[EXERCISE OBJECTIVE]: With the images removed, repeat the data below exactly.

[Figure content listings]:
## Begin
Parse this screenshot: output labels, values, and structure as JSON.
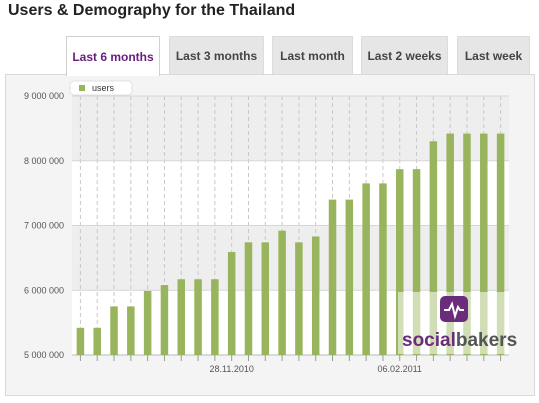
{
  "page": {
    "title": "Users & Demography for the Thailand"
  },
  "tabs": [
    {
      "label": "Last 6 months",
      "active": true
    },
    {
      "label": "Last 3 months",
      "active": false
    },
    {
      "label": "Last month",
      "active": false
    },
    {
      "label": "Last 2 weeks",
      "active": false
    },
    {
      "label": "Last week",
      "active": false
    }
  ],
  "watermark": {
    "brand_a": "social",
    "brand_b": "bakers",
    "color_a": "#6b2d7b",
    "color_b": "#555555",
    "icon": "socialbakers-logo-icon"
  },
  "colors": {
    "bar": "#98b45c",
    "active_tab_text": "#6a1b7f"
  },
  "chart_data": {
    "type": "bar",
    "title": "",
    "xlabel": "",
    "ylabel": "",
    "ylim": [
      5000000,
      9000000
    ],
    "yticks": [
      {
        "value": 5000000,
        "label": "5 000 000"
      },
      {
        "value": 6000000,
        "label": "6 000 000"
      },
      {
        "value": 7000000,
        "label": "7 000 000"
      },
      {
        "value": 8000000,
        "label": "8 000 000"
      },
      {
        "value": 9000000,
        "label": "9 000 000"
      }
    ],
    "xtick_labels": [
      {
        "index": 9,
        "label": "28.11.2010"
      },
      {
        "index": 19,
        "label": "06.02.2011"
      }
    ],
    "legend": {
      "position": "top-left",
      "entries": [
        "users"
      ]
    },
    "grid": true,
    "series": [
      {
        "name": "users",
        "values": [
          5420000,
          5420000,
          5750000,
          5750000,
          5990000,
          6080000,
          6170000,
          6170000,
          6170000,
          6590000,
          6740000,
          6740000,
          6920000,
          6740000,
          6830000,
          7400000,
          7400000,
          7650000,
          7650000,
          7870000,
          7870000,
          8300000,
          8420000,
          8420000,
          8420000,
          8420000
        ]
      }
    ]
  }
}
## End
[ANSWER TO THIS PROBLEM]:
Parse this screenshot: output labels, values, and structure as JSON.
{
  "page": {
    "title": "Users & Demography for the Thailand"
  },
  "tabs": [
    {
      "label": "Last 6 months",
      "active": true
    },
    {
      "label": "Last 3 months",
      "active": false
    },
    {
      "label": "Last month",
      "active": false
    },
    {
      "label": "Last 2 weeks",
      "active": false
    },
    {
      "label": "Last week",
      "active": false
    }
  ],
  "watermark": {
    "brand_a": "social",
    "brand_b": "bakers",
    "color_a": "#6b2d7b",
    "color_b": "#555555",
    "icon": "socialbakers-logo-icon"
  },
  "colors": {
    "bar": "#98b45c",
    "active_tab_text": "#6a1b7f"
  },
  "chart_data": {
    "type": "bar",
    "title": "",
    "xlabel": "",
    "ylabel": "",
    "ylim": [
      5000000,
      9000000
    ],
    "yticks": [
      {
        "value": 5000000,
        "label": "5 000 000"
      },
      {
        "value": 6000000,
        "label": "6 000 000"
      },
      {
        "value": 7000000,
        "label": "7 000 000"
      },
      {
        "value": 8000000,
        "label": "8 000 000"
      },
      {
        "value": 9000000,
        "label": "9 000 000"
      }
    ],
    "xtick_labels": [
      {
        "index": 9,
        "label": "28.11.2010"
      },
      {
        "index": 19,
        "label": "06.02.2011"
      }
    ],
    "legend": {
      "position": "top-left",
      "entries": [
        "users"
      ]
    },
    "grid": true,
    "series": [
      {
        "name": "users",
        "values": [
          5420000,
          5420000,
          5750000,
          5750000,
          5990000,
          6080000,
          6170000,
          6170000,
          6170000,
          6590000,
          6740000,
          6740000,
          6920000,
          6740000,
          6830000,
          7400000,
          7400000,
          7650000,
          7650000,
          7870000,
          7870000,
          8300000,
          8420000,
          8420000,
          8420000,
          8420000
        ]
      }
    ]
  }
}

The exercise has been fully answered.